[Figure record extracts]
- - - - - - -
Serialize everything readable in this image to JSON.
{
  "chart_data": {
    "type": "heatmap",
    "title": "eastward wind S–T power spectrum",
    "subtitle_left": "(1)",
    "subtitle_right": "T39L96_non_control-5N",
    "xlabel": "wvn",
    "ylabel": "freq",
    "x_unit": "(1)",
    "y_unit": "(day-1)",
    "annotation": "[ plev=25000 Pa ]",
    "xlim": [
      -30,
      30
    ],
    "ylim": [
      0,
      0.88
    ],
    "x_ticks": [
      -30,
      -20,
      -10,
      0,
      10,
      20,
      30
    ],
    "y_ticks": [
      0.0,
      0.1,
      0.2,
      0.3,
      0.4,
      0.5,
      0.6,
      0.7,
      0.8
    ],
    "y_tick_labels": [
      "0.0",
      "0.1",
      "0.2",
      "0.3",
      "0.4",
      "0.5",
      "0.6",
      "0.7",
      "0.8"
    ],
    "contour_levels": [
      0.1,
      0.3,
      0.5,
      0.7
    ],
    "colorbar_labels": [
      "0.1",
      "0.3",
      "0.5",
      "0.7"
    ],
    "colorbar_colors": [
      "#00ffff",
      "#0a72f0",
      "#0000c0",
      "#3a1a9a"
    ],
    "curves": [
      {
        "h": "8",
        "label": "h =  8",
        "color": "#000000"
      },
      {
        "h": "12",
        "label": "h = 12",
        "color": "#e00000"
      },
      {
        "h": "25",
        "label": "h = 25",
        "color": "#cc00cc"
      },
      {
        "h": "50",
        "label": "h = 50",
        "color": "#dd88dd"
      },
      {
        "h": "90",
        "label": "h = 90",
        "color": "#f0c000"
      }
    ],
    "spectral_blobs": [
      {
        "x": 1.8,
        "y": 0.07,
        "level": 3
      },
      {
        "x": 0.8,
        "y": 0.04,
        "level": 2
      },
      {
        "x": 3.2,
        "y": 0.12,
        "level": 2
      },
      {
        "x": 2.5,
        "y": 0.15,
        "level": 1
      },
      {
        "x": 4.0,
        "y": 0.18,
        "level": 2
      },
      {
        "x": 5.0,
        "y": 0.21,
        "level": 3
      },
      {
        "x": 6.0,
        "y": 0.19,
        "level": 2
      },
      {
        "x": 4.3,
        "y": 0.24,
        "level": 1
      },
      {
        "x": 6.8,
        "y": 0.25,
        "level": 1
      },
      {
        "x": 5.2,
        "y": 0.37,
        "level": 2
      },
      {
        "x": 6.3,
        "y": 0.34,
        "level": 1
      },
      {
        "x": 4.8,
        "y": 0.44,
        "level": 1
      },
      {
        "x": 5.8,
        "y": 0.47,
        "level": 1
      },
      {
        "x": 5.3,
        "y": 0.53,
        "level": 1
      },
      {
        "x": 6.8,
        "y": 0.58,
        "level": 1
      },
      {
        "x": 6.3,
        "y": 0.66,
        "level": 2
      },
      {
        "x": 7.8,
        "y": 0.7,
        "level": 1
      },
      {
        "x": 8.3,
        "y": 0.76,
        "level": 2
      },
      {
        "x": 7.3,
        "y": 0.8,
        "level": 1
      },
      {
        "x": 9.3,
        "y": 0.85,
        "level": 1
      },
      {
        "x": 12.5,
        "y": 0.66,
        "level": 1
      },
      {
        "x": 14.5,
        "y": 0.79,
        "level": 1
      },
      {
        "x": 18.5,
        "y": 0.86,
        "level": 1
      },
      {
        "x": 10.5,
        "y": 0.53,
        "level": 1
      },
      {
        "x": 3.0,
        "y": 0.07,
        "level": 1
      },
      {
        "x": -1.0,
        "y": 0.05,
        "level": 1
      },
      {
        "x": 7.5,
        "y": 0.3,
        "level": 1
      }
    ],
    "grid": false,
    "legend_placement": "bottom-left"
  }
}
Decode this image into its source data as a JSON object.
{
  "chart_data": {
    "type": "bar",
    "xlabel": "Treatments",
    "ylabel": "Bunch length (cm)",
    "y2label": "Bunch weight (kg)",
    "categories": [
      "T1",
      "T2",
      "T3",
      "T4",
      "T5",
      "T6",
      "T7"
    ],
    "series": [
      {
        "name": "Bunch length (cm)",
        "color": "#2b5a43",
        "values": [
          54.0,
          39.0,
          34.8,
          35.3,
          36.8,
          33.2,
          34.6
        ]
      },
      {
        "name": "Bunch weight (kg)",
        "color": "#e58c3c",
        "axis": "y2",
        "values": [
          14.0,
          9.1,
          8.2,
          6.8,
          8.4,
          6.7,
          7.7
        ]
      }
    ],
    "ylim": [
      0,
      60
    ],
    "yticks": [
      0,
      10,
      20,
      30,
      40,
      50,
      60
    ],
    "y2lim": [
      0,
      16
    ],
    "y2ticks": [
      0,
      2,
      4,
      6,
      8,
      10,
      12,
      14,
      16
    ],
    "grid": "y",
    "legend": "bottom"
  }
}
- - - - - - -
## [DIRECTIONS FOR THIS TASK]
The entries above must be returned exactly.

## [WORKED ANSWER]
Serialize everything readable in this image to JSON.
{
  "chart_data": {
    "type": "heatmap",
    "title": "eastward wind S–T power spectrum",
    "subtitle_left": "(1)",
    "subtitle_right": "T39L96_non_control-5N",
    "xlabel": "wvn",
    "ylabel": "freq",
    "x_unit": "(1)",
    "y_unit": "(day-1)",
    "annotation": "[ plev=25000 Pa ]",
    "xlim": [
      -30,
      30
    ],
    "ylim": [
      0,
      0.88
    ],
    "x_ticks": [
      -30,
      -20,
      -10,
      0,
      10,
      20,
      30
    ],
    "y_ticks": [
      0.0,
      0.1,
      0.2,
      0.3,
      0.4,
      0.5,
      0.6,
      0.7,
      0.8
    ],
    "y_tick_labels": [
      "0.0",
      "0.1",
      "0.2",
      "0.3",
      "0.4",
      "0.5",
      "0.6",
      "0.7",
      "0.8"
    ],
    "contour_levels": [
      0.1,
      0.3,
      0.5,
      0.7
    ],
    "colorbar_labels": [
      "0.1",
      "0.3",
      "0.5",
      "0.7"
    ],
    "colorbar_colors": [
      "#00ffff",
      "#0a72f0",
      "#0000c0",
      "#3a1a9a"
    ],
    "curves": [
      {
        "h": "8",
        "label": "h =  8",
        "color": "#000000"
      },
      {
        "h": "12",
        "label": "h = 12",
        "color": "#e00000"
      },
      {
        "h": "25",
        "label": "h = 25",
        "color": "#cc00cc"
      },
      {
        "h": "50",
        "label": "h = 50",
        "color": "#dd88dd"
      },
      {
        "h": "90",
        "label": "h = 90",
        "color": "#f0c000"
      }
    ],
    "spectral_blobs": [
      {
        "x": 1.8,
        "y": 0.07,
        "level": 3
      },
      {
        "x": 0.8,
        "y": 0.04,
        "level": 2
      },
      {
        "x": 3.2,
        "y": 0.12,
        "level": 2
      },
      {
        "x": 2.5,
        "y": 0.15,
        "level": 1
      },
      {
        "x": 4.0,
        "y": 0.18,
        "level": 2
      },
      {
        "x": 5.0,
        "y": 0.21,
        "level": 3
      },
      {
        "x": 6.0,
        "y": 0.19,
        "level": 2
      },
      {
        "x": 4.3,
        "y": 0.24,
        "level": 1
      },
      {
        "x": 6.8,
        "y": 0.25,
        "level": 1
      },
      {
        "x": 5.2,
        "y": 0.37,
        "level": 2
      },
      {
        "x": 6.3,
        "y": 0.34,
        "level": 1
      },
      {
        "x": 4.8,
        "y": 0.44,
        "level": 1
      },
      {
        "x": 5.8,
        "y": 0.47,
        "level": 1
      },
      {
        "x": 5.3,
        "y": 0.53,
        "level": 1
      },
      {
        "x": 6.8,
        "y": 0.58,
        "level": 1
      },
      {
        "x": 6.3,
        "y": 0.66,
        "level": 2
      },
      {
        "x": 7.8,
        "y": 0.7,
        "level": 1
      },
      {
        "x": 8.3,
        "y": 0.76,
        "level": 2
      },
      {
        "x": 7.3,
        "y": 0.8,
        "level": 1
      },
      {
        "x": 9.3,
        "y": 0.85,
        "level": 1
      },
      {
        "x": 12.5,
        "y": 0.66,
        "level": 1
      },
      {
        "x": 14.5,
        "y": 0.79,
        "level": 1
      },
      {
        "x": 18.5,
        "y": 0.86,
        "level": 1
      },
      {
        "x": 10.5,
        "y": 0.53,
        "level": 1
      },
      {
        "x": 3.0,
        "y": 0.07,
        "level": 1
      },
      {
        "x": -1.0,
        "y": 0.05,
        "level": 1
      },
      {
        "x": 7.5,
        "y": 0.3,
        "level": 1
      }
    ],
    "grid": false,
    "legend_placement": "bottom-left"
  }
}
Decode this image into its source data as a JSON object.
{
  "chart_data": {
    "type": "bar",
    "xlabel": "Treatments",
    "ylabel": "Bunch length (cm)",
    "y2label": "Bunch weight (kg)",
    "categories": [
      "T1",
      "T2",
      "T3",
      "T4",
      "T5",
      "T6",
      "T7"
    ],
    "series": [
      {
        "name": "Bunch length (cm)",
        "color": "#2b5a43",
        "values": [
          54.0,
          39.0,
          34.8,
          35.3,
          36.8,
          33.2,
          34.6
        ]
      },
      {
        "name": "Bunch weight (kg)",
        "color": "#e58c3c",
        "axis": "y2",
        "values": [
          14.0,
          9.1,
          8.2,
          6.8,
          8.4,
          6.7,
          7.7
        ]
      }
    ],
    "ylim": [
      0,
      60
    ],
    "yticks": [
      0,
      10,
      20,
      30,
      40,
      50,
      60
    ],
    "y2lim": [
      0,
      16
    ],
    "y2ticks": [
      0,
      2,
      4,
      6,
      8,
      10,
      12,
      14,
      16
    ],
    "grid": "y",
    "legend": "bottom"
  }
}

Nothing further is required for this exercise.